Data records
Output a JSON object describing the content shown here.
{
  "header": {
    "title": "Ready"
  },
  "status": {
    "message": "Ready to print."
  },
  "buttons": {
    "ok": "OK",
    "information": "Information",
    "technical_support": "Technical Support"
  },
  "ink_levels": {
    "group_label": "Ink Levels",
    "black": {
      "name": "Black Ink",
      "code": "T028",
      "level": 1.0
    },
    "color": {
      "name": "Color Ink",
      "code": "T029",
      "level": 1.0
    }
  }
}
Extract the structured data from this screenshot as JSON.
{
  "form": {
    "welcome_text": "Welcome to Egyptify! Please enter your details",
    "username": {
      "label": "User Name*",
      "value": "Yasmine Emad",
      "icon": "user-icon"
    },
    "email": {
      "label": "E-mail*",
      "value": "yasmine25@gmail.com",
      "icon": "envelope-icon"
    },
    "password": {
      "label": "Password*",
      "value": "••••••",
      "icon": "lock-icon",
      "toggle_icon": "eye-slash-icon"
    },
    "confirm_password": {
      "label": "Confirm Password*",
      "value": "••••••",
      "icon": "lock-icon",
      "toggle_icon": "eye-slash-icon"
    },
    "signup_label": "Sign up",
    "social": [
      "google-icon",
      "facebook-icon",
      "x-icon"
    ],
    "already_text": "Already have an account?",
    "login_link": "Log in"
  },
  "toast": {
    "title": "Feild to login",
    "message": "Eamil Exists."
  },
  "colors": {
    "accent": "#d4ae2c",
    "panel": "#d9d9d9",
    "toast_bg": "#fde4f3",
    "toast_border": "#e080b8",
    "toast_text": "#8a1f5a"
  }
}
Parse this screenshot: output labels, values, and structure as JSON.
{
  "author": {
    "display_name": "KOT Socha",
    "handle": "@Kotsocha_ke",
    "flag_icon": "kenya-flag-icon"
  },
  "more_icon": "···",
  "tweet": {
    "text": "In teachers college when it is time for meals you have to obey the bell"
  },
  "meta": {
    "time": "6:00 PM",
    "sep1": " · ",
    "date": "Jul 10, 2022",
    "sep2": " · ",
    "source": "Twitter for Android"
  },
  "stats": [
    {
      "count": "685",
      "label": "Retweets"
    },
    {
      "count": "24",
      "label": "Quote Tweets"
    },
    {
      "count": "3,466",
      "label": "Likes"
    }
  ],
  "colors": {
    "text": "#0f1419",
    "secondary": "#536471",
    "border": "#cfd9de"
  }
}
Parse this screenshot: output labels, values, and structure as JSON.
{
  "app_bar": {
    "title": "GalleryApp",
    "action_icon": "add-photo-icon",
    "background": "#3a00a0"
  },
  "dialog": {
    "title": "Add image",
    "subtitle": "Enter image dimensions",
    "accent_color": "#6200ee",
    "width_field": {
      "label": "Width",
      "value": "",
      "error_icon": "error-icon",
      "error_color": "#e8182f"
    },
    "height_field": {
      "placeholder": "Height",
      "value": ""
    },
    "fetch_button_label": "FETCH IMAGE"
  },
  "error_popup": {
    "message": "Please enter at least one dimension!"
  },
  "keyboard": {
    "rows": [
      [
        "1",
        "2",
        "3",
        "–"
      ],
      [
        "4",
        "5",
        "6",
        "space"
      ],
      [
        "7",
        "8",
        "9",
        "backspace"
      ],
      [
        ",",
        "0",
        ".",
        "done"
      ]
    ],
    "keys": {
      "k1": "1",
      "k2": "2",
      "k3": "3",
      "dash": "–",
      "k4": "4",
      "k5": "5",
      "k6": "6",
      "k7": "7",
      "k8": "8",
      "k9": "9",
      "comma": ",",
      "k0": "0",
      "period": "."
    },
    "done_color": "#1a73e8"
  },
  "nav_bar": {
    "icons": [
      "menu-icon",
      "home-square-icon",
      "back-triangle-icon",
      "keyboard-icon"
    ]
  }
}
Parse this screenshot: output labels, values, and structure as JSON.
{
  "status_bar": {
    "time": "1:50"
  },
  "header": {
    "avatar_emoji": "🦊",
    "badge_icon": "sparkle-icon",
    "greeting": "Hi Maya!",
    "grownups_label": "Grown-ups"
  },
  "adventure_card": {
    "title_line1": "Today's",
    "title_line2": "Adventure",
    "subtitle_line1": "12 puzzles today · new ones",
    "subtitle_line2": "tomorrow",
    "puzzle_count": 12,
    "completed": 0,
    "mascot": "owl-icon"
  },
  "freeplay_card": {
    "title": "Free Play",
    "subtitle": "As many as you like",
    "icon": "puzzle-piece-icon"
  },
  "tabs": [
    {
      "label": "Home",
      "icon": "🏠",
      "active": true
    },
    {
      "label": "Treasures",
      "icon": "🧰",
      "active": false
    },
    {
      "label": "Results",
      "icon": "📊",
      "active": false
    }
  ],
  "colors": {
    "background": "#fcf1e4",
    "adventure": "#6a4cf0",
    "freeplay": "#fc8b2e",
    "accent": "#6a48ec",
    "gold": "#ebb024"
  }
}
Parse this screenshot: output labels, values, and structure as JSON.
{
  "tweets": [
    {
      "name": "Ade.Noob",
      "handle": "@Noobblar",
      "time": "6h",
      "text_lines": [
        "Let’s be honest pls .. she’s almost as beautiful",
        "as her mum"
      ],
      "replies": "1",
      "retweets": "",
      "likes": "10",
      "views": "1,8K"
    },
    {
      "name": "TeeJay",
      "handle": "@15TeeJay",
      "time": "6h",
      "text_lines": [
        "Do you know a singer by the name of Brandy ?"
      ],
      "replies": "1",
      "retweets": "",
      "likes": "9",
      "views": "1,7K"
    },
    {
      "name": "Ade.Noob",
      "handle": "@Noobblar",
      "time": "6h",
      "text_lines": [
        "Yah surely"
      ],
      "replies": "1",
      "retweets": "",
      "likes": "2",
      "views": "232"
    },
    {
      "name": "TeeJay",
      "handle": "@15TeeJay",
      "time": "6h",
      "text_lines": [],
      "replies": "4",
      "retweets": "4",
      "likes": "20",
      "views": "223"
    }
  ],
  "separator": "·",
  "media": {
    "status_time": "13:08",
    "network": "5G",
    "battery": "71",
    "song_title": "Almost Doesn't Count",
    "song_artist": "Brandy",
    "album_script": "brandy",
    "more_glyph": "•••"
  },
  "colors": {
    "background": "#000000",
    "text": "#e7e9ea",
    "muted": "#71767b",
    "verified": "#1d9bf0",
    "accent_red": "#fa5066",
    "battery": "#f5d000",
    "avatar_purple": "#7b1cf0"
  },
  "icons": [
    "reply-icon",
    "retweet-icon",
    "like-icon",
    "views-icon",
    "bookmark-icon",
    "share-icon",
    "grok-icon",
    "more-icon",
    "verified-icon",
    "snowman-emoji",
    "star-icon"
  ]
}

To be done:
Print the material above once more, exactly.

Output for this task:
Output a JSON object describing the content shown here.
{
  "header": {
    "title": "Ready"
  },
  "status": {
    "message": "Ready to print."
  },
  "buttons": {
    "ok": "OK",
    "information": "Information",
    "technical_support": "Technical Support"
  },
  "ink_levels": {
    "group_label": "Ink Levels",
    "black": {
      "name": "Black Ink",
      "code": "T028",
      "level": 1.0
    },
    "color": {
      "name": "Color Ink",
      "code": "T029",
      "level": 1.0
    }
  }
}
Extract the structured data from this screenshot as JSON.
{
  "form": {
    "welcome_text": "Welcome to Egyptify! Please enter your details",
    "username": {
      "label": "User Name*",
      "value": "Yasmine Emad",
      "icon": "user-icon"
    },
    "email": {
      "label": "E-mail*",
      "value": "yasmine25@gmail.com",
      "icon": "envelope-icon"
    },
    "password": {
      "label": "Password*",
      "value": "••••••",
      "icon": "lock-icon",
      "toggle_icon": "eye-slash-icon"
    },
    "confirm_password": {
      "label": "Confirm Password*",
      "value": "••••••",
      "icon": "lock-icon",
      "toggle_icon": "eye-slash-icon"
    },
    "signup_label": "Sign up",
    "social": [
      "google-icon",
      "facebook-icon",
      "x-icon"
    ],
    "already_text": "Already have an account?",
    "login_link": "Log in"
  },
  "toast": {
    "title": "Feild to login",
    "message": "Eamil Exists."
  },
  "colors": {
    "accent": "#d4ae2c",
    "panel": "#d9d9d9",
    "toast_bg": "#fde4f3",
    "toast_border": "#e080b8",
    "toast_text": "#8a1f5a"
  }
}
Parse this screenshot: output labels, values, and structure as JSON.
{
  "author": {
    "display_name": "KOT Socha",
    "handle": "@Kotsocha_ke",
    "flag_icon": "kenya-flag-icon"
  },
  "more_icon": "···",
  "tweet": {
    "text": "In teachers college when it is time for meals you have to obey the bell"
  },
  "meta": {
    "time": "6:00 PM",
    "sep1": " · ",
    "date": "Jul 10, 2022",
    "sep2": " · ",
    "source": "Twitter for Android"
  },
  "stats": [
    {
      "count": "685",
      "label": "Retweets"
    },
    {
      "count": "24",
      "label": "Quote Tweets"
    },
    {
      "count": "3,466",
      "label": "Likes"
    }
  ],
  "colors": {
    "text": "#0f1419",
    "secondary": "#536471",
    "border": "#cfd9de"
  }
}
Parse this screenshot: output labels, values, and structure as JSON.
{
  "app_bar": {
    "title": "GalleryApp",
    "action_icon": "add-photo-icon",
    "background": "#3a00a0"
  },
  "dialog": {
    "title": "Add image",
    "subtitle": "Enter image dimensions",
    "accent_color": "#6200ee",
    "width_field": {
      "label": "Width",
      "value": "",
      "error_icon": "error-icon",
      "error_color": "#e8182f"
    },
    "height_field": {
      "placeholder": "Height",
      "value": ""
    },
    "fetch_button_label": "FETCH IMAGE"
  },
  "error_popup": {
    "message": "Please enter at least one dimension!"
  },
  "keyboard": {
    "rows": [
      [
        "1",
        "2",
        "3",
        "–"
      ],
      [
        "4",
        "5",
        "6",
        "space"
      ],
      [
        "7",
        "8",
        "9",
        "backspace"
      ],
      [
        ",",
        "0",
        ".",
        "done"
      ]
    ],
    "keys": {
      "k1": "1",
      "k2": "2",
      "k3": "3",
      "dash": "–",
      "k4": "4",
      "k5": "5",
      "k6": "6",
      "k7": "7",
      "k8": "8",
      "k9": "9",
      "comma": ",",
      "k0": "0",
      "period": "."
    },
    "done_color": "#1a73e8"
  },
  "nav_bar": {
    "icons": [
      "menu-icon",
      "home-square-icon",
      "back-triangle-icon",
      "keyboard-icon"
    ]
  }
}
Parse this screenshot: output labels, values, and structure as JSON.
{
  "status_bar": {
    "time": "1:50"
  },
  "header": {
    "avatar_emoji": "🦊",
    "badge_icon": "sparkle-icon",
    "greeting": "Hi Maya!",
    "grownups_label": "Grown-ups"
  },
  "adventure_card": {
    "title_line1": "Today's",
    "title_line2": "Adventure",
    "subtitle_line1": "12 puzzles today · new ones",
    "subtitle_line2": "tomorrow",
    "puzzle_count": 12,
    "completed": 0,
    "mascot": "owl-icon"
  },
  "freeplay_card": {
    "title": "Free Play",
    "subtitle": "As many as you like",
    "icon": "puzzle-piece-icon"
  },
  "tabs": [
    {
      "label": "Home",
      "icon": "🏠",
      "active": true
    },
    {
      "label": "Treasures",
      "icon": "🧰",
      "active": false
    },
    {
      "label": "Results",
      "icon": "📊",
      "active": false
    }
  ],
  "colors": {
    "background": "#fcf1e4",
    "adventure": "#6a4cf0",
    "freeplay": "#fc8b2e",
    "accent": "#6a48ec",
    "gold": "#ebb024"
  }
}
Parse this screenshot: output labels, values, and structure as JSON.
{
  "tweets": [
    {
      "name": "Ade.Noob",
      "handle": "@Noobblar",
      "time": "6h",
      "text_lines": [
        "Let’s be honest pls .. she’s almost as beautiful",
        "as her mum"
      ],
      "replies": "1",
      "retweets": "",
      "likes": "10",
      "views": "1,8K"
    },
    {
      "name": "TeeJay",
      "handle": "@15TeeJay",
      "time": "6h",
      "text_lines": [
        "Do you know a singer by the name of Brandy ?"
      ],
      "replies": "1",
      "retweets": "",
      "likes": "9",
      "views": "1,7K"
    },
    {
      "name": "Ade.Noob",
      "handle": "@Noobblar",
      "time": "6h",
      "text_lines": [
        "Yah surely"
      ],
      "replies": "1",
      "retweets": "",
      "likes": "2",
      "views": "232"
    },
    {
      "name": "TeeJay",
      "handle": "@15TeeJay",
      "time": "6h",
      "text_lines": [],
      "replies": "4",
      "retweets": "4",
      "likes": "20",
      "views": "223"
    }
  ],
  "separator": "·",
  "media": {
    "status_time": "13:08",
    "network": "5G",
    "battery": "71",
    "song_title": "Almost Doesn't Count",
    "song_artist": "Brandy",
    "album_script": "brandy",
    "more_glyph": "•••"
  },
  "colors": {
    "background": "#000000",
    "text": "#e7e9ea",
    "muted": "#71767b",
    "verified": "#1d9bf0",
    "accent_red": "#fa5066",
    "battery": "#f5d000",
    "avatar_purple": "#7b1cf0"
  },
  "icons": [
    "reply-icon",
    "retweet-icon",
    "like-icon",
    "views-icon",
    "bookmark-icon",
    "share-icon",
    "grok-icon",
    "more-icon",
    "verified-icon",
    "snowman-emoji",
    "star-icon"
  ]
}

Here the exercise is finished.